**Instruction**:
Find the lines with "text" in them and copy them out.
==== The data
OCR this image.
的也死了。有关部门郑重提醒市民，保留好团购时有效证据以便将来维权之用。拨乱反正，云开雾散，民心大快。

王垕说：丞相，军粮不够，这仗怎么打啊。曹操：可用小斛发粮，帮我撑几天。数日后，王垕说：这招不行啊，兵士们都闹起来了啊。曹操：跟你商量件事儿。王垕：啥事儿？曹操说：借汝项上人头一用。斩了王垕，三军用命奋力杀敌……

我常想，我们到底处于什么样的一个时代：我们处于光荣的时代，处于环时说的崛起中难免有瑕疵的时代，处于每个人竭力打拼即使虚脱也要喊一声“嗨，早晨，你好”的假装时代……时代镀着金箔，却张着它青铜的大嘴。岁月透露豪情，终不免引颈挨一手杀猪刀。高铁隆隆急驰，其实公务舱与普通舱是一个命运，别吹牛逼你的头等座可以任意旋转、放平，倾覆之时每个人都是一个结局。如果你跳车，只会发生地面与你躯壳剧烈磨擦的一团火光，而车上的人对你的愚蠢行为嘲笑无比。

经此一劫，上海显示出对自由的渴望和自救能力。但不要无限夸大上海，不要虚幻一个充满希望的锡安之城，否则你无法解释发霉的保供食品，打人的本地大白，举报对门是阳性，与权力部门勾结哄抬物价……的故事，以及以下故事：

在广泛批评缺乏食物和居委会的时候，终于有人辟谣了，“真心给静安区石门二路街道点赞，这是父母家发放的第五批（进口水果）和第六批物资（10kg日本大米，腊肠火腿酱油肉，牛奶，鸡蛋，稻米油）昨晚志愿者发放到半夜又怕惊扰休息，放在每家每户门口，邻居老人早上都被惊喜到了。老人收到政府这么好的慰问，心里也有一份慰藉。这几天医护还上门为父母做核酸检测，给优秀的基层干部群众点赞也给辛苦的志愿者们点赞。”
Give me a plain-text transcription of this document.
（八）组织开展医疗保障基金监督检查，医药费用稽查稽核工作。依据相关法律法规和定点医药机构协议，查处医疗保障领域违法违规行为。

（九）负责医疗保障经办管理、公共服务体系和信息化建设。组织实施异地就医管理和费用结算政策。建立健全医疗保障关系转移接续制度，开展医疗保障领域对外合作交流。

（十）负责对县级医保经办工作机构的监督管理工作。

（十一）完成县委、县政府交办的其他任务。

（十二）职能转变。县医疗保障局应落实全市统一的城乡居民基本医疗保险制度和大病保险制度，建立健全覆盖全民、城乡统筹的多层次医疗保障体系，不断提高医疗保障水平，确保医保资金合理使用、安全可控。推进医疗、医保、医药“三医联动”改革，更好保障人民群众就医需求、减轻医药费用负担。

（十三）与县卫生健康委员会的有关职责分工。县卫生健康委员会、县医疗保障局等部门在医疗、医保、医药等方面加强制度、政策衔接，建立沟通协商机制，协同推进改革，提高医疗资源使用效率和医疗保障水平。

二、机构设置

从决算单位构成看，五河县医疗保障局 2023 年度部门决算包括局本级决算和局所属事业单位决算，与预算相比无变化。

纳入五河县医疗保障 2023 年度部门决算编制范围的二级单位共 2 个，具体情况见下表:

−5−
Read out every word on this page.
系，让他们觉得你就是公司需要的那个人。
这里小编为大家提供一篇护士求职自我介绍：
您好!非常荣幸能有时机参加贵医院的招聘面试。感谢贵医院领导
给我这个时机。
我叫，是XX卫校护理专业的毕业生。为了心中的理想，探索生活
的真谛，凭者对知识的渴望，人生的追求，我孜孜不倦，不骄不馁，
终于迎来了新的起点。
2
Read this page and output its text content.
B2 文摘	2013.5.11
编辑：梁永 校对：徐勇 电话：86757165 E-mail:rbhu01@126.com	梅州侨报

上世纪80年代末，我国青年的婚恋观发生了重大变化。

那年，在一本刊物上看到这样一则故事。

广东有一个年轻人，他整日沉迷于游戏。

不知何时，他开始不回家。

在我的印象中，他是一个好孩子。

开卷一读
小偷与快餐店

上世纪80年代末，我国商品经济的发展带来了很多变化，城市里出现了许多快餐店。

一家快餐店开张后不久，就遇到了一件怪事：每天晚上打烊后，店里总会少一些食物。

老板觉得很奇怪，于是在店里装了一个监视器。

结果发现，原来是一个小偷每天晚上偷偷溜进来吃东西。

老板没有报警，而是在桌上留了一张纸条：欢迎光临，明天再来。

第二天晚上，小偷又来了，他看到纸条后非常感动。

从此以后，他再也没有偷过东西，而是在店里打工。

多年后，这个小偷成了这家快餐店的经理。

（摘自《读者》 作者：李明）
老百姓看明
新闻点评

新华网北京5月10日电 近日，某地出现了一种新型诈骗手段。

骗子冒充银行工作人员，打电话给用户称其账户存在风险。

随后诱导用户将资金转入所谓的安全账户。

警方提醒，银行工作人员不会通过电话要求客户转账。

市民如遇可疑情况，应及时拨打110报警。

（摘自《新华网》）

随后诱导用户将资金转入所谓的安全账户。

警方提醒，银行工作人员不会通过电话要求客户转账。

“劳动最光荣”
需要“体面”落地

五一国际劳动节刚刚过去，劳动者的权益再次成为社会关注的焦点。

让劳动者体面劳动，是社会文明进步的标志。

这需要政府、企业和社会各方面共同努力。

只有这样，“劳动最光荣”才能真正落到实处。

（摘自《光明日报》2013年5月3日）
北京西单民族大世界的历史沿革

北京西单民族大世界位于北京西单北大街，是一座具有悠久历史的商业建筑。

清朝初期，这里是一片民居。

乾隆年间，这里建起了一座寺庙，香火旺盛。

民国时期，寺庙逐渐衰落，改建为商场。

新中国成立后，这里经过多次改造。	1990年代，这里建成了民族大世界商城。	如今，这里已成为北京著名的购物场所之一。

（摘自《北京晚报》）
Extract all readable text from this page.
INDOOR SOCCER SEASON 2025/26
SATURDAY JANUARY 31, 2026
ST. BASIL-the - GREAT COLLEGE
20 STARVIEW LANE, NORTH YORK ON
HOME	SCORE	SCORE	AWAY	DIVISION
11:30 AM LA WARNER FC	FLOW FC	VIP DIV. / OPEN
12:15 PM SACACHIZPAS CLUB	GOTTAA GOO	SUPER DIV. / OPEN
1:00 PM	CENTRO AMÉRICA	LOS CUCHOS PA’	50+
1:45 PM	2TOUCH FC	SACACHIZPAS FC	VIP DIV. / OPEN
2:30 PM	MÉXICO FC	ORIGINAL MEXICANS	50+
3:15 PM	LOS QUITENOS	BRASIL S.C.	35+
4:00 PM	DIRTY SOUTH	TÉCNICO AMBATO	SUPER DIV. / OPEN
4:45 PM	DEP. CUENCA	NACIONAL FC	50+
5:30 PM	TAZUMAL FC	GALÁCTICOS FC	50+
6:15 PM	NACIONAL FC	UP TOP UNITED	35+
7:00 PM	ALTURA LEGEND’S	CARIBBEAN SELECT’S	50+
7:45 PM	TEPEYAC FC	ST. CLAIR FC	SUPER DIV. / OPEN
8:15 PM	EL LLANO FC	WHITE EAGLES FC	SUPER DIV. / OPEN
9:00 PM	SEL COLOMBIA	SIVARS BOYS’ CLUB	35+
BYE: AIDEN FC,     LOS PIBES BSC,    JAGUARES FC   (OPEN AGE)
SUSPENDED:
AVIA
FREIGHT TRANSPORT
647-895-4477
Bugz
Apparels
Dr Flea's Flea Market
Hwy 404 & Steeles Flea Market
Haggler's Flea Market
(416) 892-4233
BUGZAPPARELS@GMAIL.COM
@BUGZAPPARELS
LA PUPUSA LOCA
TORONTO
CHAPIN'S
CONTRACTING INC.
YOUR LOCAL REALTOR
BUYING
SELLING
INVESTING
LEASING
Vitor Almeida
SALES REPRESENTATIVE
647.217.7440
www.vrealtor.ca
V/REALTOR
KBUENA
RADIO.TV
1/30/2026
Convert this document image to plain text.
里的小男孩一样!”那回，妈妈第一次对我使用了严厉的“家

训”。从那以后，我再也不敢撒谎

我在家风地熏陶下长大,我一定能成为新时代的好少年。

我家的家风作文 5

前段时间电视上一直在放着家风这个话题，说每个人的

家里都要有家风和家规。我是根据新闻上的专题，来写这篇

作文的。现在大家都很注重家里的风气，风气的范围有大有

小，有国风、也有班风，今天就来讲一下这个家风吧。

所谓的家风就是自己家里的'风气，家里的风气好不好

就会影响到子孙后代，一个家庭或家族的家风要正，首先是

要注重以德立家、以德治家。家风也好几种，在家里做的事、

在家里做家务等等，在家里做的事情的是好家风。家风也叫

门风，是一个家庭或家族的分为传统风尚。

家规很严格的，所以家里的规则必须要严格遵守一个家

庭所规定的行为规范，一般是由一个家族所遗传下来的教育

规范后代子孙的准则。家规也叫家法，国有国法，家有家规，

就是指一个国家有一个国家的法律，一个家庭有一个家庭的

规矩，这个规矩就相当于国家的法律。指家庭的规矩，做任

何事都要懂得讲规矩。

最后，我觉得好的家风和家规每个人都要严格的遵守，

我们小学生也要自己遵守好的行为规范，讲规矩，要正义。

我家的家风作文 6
========
**Solution for this problem**:
Give me a plain-text transcription of this document.
Read this page and output its text content.
Extract all readable text from this page.
Convert this document image to plain text.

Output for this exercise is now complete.